**Data for this exercise**
>>>

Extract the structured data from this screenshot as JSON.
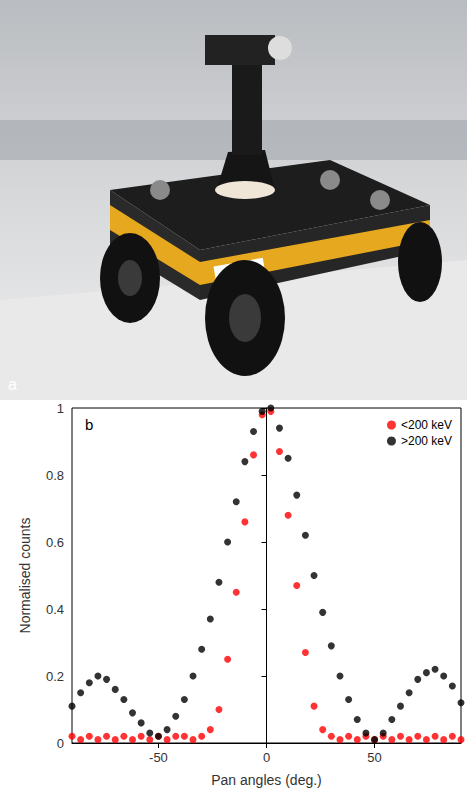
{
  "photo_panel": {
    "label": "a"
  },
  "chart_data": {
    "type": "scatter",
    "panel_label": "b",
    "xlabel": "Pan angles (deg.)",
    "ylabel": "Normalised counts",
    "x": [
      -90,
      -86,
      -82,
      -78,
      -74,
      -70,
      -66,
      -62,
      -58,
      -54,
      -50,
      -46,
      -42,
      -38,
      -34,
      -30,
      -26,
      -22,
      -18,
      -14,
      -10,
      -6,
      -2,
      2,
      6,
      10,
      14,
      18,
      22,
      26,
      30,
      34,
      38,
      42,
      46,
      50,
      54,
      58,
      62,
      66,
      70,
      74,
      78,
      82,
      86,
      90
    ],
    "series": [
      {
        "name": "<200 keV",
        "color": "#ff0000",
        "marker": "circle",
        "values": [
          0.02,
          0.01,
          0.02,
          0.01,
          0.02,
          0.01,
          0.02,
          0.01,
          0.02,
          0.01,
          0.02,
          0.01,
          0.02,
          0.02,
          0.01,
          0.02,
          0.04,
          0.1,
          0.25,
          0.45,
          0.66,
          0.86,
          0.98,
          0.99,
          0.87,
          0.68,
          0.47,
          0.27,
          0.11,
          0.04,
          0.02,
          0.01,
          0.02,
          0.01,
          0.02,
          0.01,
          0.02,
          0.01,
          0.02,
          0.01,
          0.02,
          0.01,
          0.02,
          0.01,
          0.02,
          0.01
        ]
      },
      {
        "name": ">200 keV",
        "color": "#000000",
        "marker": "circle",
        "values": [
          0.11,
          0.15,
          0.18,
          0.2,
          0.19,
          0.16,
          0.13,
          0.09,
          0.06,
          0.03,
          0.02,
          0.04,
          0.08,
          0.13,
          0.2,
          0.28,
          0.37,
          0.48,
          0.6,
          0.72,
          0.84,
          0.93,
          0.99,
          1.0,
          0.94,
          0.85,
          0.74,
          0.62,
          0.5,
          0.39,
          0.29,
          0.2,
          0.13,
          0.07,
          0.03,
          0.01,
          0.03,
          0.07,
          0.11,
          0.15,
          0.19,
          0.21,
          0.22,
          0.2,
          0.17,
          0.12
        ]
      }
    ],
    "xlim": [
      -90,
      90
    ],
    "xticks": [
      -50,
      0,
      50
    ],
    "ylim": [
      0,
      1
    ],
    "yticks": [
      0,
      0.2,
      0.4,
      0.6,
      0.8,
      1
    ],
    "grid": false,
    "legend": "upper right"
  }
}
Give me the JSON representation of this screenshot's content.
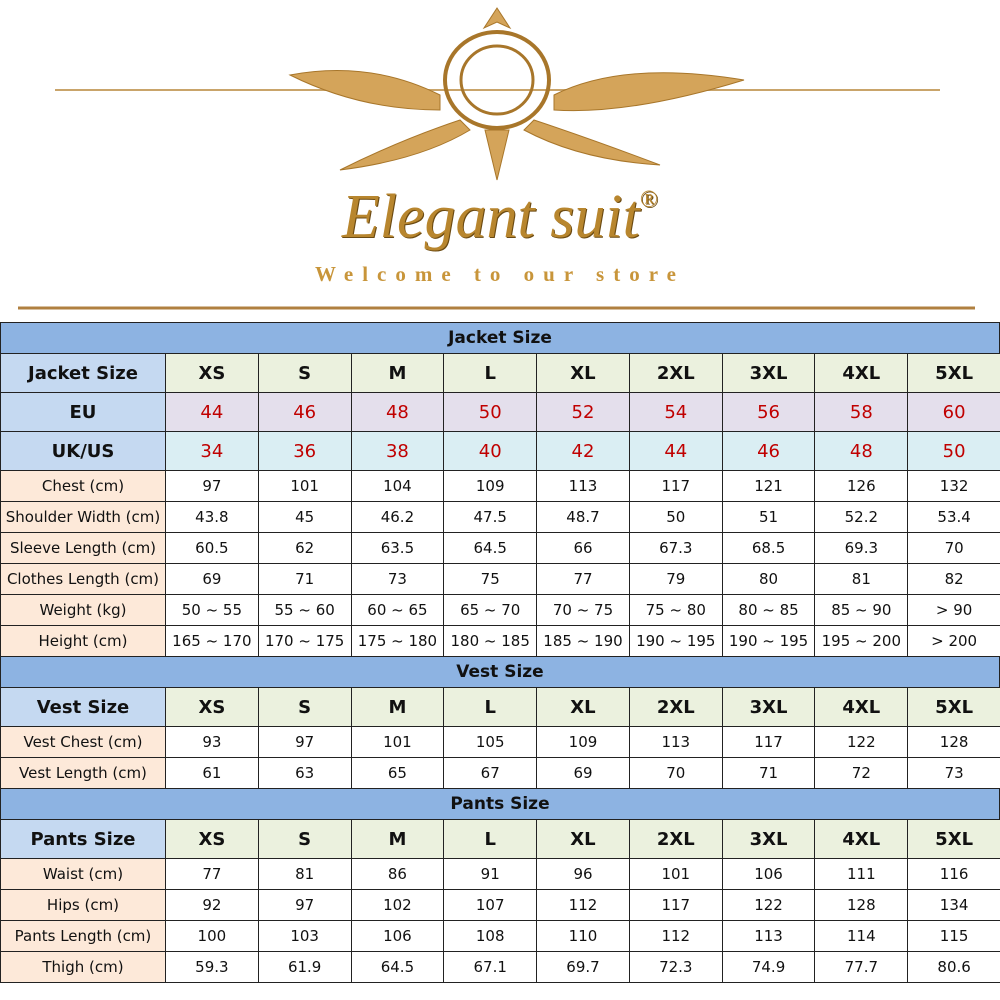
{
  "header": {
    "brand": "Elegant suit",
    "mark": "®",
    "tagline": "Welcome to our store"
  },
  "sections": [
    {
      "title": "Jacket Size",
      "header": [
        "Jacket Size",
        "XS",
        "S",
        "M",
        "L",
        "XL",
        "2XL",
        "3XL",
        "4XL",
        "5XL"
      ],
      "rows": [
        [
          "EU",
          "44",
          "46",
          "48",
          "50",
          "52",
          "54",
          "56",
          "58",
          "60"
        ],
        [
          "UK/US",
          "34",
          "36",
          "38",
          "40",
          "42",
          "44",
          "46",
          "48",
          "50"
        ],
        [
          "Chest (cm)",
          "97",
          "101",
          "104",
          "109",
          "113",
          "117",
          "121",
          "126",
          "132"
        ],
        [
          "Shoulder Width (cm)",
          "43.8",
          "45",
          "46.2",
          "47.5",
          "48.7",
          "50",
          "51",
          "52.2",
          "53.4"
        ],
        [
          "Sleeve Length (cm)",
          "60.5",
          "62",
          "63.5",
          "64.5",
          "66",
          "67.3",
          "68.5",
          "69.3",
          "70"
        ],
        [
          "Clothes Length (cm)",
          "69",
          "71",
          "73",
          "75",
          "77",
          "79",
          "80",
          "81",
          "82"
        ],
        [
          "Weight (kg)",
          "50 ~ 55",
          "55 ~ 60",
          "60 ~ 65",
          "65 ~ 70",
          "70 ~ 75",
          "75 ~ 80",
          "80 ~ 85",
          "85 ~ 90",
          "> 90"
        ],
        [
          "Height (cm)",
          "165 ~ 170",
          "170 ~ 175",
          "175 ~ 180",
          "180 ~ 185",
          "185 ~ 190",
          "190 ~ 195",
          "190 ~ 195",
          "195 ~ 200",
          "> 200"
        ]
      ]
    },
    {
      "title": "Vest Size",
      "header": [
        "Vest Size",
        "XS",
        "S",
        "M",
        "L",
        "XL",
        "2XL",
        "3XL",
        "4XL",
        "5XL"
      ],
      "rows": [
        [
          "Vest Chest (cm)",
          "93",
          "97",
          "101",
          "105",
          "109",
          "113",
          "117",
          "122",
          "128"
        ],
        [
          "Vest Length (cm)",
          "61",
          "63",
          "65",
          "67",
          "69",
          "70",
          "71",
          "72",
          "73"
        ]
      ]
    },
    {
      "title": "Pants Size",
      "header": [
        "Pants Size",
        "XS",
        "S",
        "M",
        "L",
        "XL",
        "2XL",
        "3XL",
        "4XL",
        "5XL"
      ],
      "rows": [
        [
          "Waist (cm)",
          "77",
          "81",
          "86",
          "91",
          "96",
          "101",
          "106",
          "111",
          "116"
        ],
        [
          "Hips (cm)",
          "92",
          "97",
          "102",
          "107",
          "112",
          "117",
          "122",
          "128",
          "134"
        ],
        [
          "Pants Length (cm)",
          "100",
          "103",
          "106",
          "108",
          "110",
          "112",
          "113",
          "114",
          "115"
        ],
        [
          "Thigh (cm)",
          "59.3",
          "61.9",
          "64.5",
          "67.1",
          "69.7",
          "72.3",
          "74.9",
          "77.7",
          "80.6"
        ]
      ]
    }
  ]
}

<<<
>>>

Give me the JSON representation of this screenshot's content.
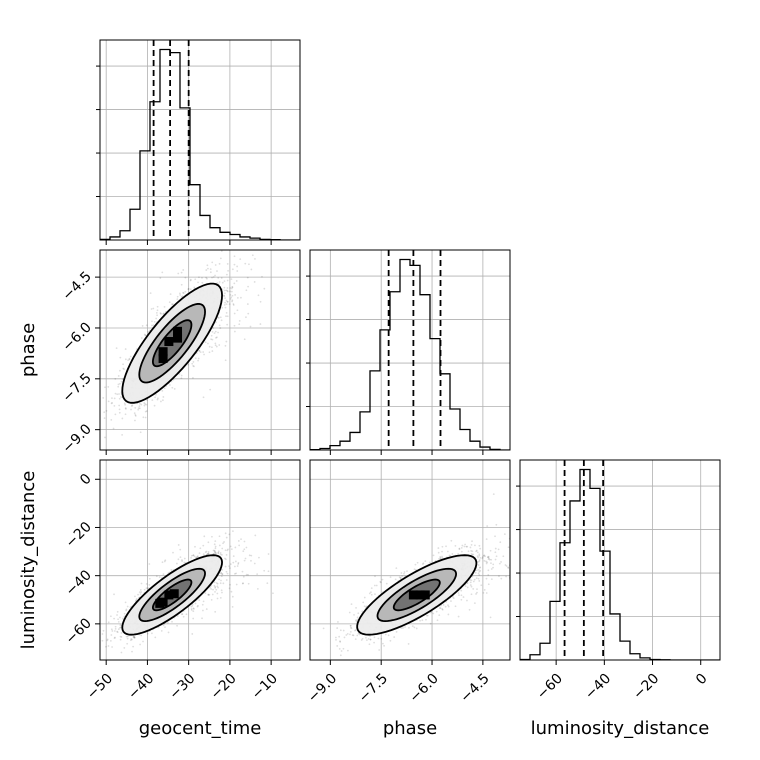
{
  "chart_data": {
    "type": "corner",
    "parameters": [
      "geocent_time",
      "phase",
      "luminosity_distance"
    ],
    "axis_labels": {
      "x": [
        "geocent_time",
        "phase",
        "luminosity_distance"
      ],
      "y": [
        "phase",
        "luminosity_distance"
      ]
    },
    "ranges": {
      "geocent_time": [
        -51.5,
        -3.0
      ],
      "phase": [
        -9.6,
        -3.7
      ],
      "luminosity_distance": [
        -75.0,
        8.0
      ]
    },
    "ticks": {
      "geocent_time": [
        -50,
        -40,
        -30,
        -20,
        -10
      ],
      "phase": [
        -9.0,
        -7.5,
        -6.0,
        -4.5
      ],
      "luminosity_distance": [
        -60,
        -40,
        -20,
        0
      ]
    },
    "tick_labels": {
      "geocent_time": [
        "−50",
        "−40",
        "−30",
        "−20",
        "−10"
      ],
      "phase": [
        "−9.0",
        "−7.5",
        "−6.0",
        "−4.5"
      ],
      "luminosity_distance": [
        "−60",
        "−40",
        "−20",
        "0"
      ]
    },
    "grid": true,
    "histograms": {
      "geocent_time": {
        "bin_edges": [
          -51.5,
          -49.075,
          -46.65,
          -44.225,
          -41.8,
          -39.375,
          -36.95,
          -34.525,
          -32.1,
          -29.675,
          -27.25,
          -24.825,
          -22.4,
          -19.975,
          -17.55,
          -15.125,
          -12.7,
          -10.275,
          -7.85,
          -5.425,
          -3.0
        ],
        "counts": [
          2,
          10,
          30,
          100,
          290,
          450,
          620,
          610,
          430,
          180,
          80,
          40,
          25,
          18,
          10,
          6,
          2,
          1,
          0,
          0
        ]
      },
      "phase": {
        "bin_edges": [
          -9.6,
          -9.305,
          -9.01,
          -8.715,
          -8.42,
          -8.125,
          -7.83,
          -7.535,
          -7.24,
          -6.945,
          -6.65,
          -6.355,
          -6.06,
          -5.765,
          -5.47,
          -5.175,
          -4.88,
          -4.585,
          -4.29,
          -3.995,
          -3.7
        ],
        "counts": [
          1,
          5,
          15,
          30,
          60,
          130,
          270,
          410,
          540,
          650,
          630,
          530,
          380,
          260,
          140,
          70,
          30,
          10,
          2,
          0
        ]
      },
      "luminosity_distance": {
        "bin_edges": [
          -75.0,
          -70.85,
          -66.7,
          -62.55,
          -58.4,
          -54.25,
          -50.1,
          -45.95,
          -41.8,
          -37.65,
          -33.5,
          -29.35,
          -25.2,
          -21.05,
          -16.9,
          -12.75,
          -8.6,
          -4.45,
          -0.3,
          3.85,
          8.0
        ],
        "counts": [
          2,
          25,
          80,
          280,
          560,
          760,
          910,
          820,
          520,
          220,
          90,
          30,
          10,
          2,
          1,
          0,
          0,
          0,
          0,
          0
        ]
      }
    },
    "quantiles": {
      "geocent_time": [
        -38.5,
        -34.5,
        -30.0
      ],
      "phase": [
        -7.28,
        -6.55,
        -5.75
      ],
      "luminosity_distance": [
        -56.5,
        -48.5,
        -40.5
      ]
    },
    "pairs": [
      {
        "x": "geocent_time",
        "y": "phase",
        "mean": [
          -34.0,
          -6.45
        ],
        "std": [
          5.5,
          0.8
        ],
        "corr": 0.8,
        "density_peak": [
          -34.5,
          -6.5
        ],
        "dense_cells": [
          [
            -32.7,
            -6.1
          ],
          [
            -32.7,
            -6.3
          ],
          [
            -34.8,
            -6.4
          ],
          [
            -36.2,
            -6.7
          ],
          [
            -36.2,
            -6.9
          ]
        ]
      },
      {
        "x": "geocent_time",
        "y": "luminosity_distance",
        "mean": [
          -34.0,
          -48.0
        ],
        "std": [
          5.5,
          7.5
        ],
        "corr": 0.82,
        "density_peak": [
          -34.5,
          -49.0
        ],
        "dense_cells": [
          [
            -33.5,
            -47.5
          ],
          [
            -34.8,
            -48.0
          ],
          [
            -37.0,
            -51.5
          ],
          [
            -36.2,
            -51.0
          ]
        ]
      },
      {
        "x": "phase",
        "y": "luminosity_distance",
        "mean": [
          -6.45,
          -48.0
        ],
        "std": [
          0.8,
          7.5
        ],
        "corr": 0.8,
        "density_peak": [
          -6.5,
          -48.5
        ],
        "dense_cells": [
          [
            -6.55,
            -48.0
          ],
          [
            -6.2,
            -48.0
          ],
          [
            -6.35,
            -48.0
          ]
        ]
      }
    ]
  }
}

<<<

**Given request**
Among the lines above, determine how many hold the word "title"; report the figure alone.

**Response to the task**
3